* Begin *

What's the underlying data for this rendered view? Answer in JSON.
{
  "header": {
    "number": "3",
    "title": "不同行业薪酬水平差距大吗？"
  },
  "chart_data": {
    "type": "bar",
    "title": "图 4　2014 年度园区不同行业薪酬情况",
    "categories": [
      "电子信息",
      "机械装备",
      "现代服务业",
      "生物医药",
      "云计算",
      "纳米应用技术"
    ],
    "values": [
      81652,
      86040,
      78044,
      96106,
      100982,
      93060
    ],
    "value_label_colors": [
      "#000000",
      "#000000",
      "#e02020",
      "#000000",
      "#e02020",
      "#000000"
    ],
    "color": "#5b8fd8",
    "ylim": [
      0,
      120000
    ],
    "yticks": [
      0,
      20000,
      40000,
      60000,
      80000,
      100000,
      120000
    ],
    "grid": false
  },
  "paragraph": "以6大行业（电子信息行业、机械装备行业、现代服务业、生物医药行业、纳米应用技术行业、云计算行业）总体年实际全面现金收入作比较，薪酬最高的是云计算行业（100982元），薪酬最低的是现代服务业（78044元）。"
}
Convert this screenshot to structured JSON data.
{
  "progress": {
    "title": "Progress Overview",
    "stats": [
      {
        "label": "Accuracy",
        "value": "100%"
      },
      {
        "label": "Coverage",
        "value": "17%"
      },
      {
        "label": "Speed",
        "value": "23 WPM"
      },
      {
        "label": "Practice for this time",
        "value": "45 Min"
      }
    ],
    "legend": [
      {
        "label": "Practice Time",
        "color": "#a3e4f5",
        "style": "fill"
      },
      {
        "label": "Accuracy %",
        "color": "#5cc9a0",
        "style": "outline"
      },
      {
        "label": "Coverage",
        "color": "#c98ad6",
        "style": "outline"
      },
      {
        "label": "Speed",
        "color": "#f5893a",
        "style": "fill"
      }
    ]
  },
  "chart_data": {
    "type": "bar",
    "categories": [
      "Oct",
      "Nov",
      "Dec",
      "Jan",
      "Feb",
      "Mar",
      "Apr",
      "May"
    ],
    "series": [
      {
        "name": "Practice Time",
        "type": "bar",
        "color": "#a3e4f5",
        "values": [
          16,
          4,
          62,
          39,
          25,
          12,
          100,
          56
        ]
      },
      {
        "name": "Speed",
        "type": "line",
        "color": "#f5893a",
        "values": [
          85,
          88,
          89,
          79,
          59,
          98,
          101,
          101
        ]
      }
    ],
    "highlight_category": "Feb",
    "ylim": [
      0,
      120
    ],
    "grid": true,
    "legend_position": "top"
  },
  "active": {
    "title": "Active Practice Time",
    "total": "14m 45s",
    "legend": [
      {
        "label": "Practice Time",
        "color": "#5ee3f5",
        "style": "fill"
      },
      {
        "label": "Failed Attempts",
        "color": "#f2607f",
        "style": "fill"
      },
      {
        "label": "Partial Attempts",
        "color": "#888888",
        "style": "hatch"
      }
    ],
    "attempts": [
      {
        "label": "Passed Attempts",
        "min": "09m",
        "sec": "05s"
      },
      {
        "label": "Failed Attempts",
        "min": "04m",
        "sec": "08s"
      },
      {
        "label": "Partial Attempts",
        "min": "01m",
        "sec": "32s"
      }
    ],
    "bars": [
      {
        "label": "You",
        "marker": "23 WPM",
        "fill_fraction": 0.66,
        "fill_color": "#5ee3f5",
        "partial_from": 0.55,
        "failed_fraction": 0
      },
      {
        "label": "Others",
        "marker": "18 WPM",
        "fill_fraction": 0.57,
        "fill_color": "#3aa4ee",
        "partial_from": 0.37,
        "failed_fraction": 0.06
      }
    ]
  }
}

* End *

## THE TASK
Every line holding "Practice" should be copied out.

## REPLY TO THE EXERCISE
        "label": "Practice for this time",
        "label": "Practice Time",
        "name": "Practice Time",
    "title": "Active Practice Time",
        "label": "Practice Time",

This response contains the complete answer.